Only the number is wanted: count the lines in the data with "document" in them.

————

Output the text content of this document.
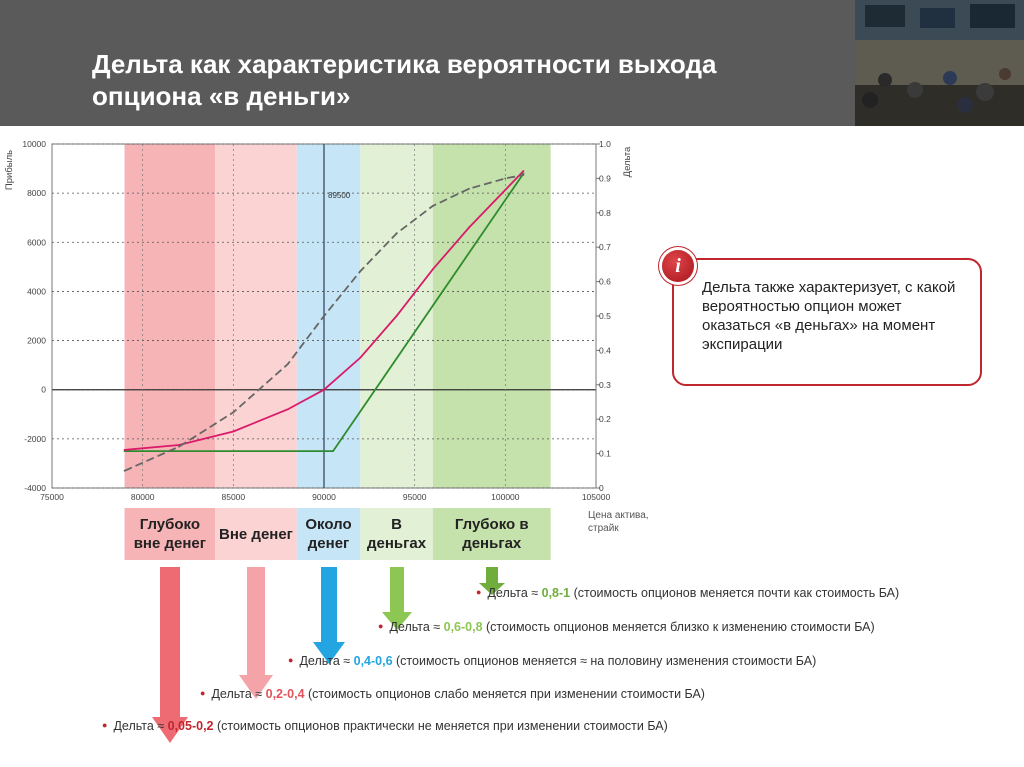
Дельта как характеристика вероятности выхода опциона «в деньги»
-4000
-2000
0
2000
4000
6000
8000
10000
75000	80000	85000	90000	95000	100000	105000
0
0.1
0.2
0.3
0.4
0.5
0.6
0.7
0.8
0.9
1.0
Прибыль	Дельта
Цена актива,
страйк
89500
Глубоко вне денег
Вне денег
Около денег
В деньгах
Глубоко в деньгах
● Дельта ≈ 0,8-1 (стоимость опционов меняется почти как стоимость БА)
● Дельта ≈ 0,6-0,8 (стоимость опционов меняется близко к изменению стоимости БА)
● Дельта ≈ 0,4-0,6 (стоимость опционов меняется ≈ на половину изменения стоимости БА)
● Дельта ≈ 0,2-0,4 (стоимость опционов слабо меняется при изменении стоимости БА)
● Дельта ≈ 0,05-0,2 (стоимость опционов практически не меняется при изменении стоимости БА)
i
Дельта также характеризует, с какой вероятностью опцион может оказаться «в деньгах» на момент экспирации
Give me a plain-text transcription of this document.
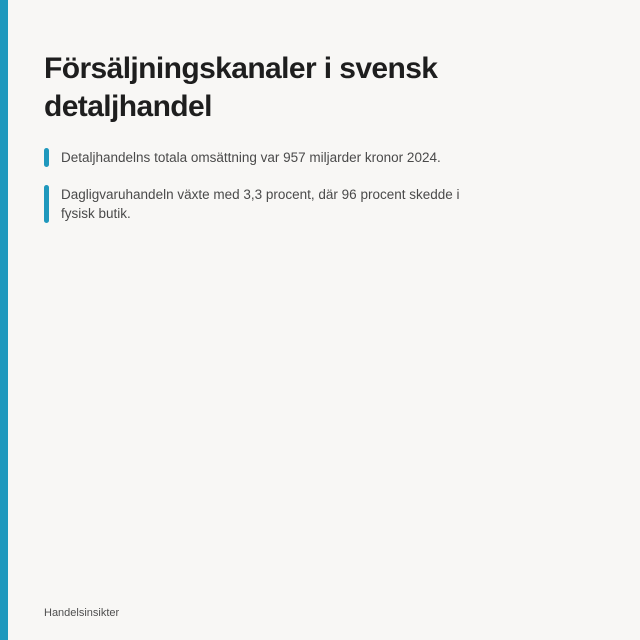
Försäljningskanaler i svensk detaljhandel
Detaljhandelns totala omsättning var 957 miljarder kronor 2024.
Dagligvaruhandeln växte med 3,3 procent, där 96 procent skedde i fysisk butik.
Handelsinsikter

————

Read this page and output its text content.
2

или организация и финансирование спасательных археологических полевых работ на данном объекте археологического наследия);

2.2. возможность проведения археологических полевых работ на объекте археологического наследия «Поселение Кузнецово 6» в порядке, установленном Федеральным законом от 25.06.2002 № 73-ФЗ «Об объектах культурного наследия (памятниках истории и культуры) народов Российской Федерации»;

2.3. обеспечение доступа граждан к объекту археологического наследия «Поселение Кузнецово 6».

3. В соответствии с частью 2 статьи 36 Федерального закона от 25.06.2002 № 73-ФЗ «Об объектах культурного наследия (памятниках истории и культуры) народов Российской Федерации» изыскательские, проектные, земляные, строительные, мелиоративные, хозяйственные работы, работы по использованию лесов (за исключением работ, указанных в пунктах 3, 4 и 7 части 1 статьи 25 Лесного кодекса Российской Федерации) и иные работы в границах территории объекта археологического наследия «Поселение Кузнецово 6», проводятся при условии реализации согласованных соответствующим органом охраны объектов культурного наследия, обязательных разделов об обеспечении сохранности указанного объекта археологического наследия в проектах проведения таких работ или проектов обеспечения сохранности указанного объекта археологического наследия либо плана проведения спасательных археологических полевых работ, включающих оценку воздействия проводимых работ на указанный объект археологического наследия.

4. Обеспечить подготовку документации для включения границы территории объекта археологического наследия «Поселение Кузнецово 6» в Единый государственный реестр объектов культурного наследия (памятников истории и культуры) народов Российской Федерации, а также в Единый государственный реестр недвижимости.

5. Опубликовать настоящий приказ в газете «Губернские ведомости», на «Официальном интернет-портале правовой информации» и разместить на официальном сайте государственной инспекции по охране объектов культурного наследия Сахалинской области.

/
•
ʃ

————

CORRECT RESULT
2